#### Requirements
Copy every entry word for word, but skip the pictures.

#### Data shown
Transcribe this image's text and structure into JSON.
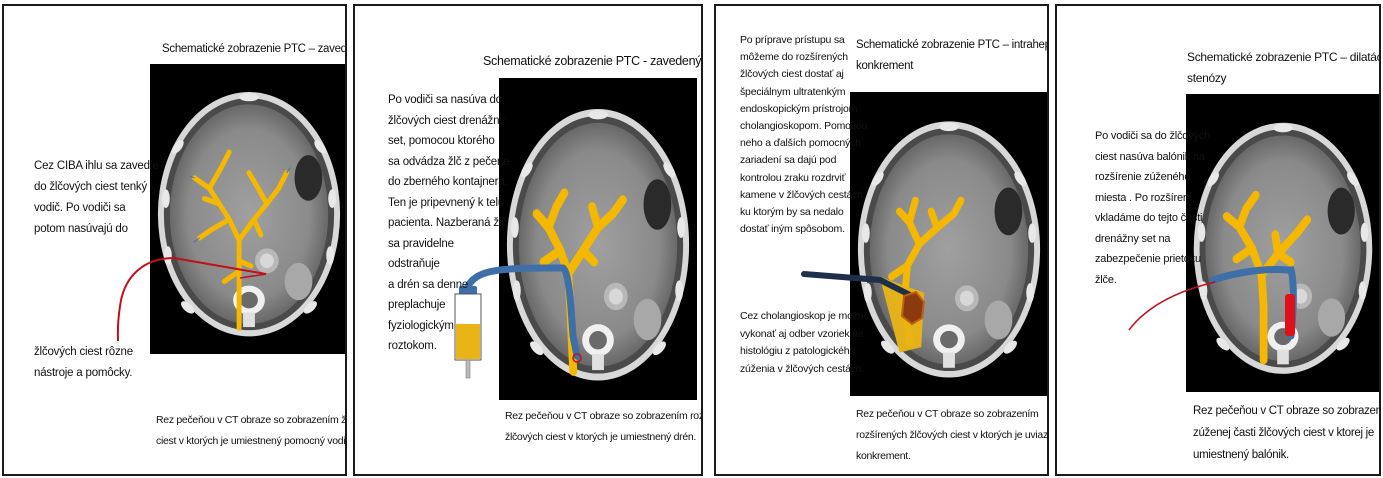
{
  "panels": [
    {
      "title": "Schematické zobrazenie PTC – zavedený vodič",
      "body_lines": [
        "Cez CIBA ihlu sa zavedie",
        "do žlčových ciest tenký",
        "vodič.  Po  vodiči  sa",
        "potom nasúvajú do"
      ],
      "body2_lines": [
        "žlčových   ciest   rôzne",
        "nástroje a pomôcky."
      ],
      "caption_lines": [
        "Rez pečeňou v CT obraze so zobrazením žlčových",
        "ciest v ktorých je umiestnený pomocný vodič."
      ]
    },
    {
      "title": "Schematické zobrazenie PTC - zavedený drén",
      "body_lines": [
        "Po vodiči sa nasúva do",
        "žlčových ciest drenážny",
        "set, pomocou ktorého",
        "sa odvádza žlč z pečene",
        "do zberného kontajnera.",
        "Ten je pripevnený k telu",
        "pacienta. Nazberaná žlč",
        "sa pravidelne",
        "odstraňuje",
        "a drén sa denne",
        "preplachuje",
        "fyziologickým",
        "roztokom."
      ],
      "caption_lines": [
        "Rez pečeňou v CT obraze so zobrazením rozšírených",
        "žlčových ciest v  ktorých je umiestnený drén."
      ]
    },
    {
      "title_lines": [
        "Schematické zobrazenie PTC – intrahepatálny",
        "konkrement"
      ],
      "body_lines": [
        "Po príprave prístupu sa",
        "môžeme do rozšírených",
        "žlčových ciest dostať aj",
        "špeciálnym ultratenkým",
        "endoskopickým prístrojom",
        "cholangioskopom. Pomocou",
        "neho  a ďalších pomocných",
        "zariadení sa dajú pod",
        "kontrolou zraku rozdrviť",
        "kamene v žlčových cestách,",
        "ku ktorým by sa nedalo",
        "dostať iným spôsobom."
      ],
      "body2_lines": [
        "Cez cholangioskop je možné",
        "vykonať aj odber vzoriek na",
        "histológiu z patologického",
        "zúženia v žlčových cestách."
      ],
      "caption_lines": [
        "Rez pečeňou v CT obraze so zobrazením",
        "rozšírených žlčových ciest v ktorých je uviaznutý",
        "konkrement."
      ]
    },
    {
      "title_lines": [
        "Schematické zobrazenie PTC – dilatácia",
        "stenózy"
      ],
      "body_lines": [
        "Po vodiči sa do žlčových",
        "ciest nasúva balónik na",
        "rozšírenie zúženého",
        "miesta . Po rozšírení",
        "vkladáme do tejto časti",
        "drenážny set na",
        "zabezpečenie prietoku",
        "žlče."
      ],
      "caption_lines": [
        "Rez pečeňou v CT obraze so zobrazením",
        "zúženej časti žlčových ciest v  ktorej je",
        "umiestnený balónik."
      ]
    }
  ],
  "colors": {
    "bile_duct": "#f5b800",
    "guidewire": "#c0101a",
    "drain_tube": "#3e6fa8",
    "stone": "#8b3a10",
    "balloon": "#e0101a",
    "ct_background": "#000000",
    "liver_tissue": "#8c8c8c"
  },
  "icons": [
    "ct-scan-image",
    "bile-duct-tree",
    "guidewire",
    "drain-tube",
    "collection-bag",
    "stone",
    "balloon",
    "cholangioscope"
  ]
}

#### Result of the exercise
Transcribe this image's text and structure into JSON.
{
  "panels": [
    {
      "title": "Schematické zobrazenie PTC – zavedený vodič",
      "body_lines": [
        "Cez CIBA ihlu sa zavedie",
        "do žlčových ciest tenký",
        "vodič.  Po  vodiči  sa",
        "potom nasúvajú do"
      ],
      "body2_lines": [
        "žlčových   ciest   rôzne",
        "nástroje a pomôcky."
      ],
      "caption_lines": [
        "Rez pečeňou v CT obraze so zobrazením žlčových",
        "ciest v ktorých je umiestnený pomocný vodič."
      ]
    },
    {
      "title": "Schematické zobrazenie PTC - zavedený drén",
      "body_lines": [
        "Po vodiči sa nasúva do",
        "žlčových ciest drenážny",
        "set, pomocou ktorého",
        "sa odvádza žlč z pečene",
        "do zberného kontajnera.",
        "Ten je pripevnený k telu",
        "pacienta. Nazberaná žlč",
        "sa pravidelne",
        "odstraňuje",
        "a drén sa denne",
        "preplachuje",
        "fyziologickým",
        "roztokom."
      ],
      "caption_lines": [
        "Rez pečeňou v CT obraze so zobrazením rozšírených",
        "žlčových ciest v  ktorých je umiestnený drén."
      ]
    },
    {
      "title_lines": [
        "Schematické zobrazenie PTC – intrahepatálny",
        "konkrement"
      ],
      "body_lines": [
        "Po príprave prístupu sa",
        "môžeme do rozšírených",
        "žlčových ciest dostať aj",
        "špeciálnym ultratenkým",
        "endoskopickým prístrojom",
        "cholangioskopom. Pomocou",
        "neho  a ďalších pomocných",
        "zariadení sa dajú pod",
        "kontrolou zraku rozdrviť",
        "kamene v žlčových cestách,",
        "ku ktorým by sa nedalo",
        "dostať iným spôsobom."
      ],
      "body2_lines": [
        "Cez cholangioskop je možné",
        "vykonať aj odber vzoriek na",
        "histológiu z patologického",
        "zúženia v žlčových cestách."
      ],
      "caption_lines": [
        "Rez pečeňou v CT obraze so zobrazením",
        "rozšírených žlčových ciest v ktorých je uviaznutý",
        "konkrement."
      ]
    },
    {
      "title_lines": [
        "Schematické zobrazenie PTC – dilatácia",
        "stenózy"
      ],
      "body_lines": [
        "Po vodiči sa do žlčových",
        "ciest nasúva balónik na",
        "rozšírenie zúženého",
        "miesta . Po rozšírení",
        "vkladáme do tejto časti",
        "drenážny set na",
        "zabezpečenie prietoku",
        "žlče."
      ],
      "caption_lines": [
        "Rez pečeňou v CT obraze so zobrazením",
        "zúženej časti žlčových ciest v  ktorej je",
        "umiestnený balónik."
      ]
    }
  ],
  "colors": {
    "bile_duct": "#f5b800",
    "guidewire": "#c0101a",
    "drain_tube": "#3e6fa8",
    "stone": "#8b3a10",
    "balloon": "#e0101a",
    "ct_background": "#000000",
    "liver_tissue": "#8c8c8c"
  },
  "icons": [
    "ct-scan-image",
    "bile-duct-tree",
    "guidewire",
    "drain-tube",
    "collection-bag",
    "stone",
    "balloon",
    "cholangioscope"
  ]
}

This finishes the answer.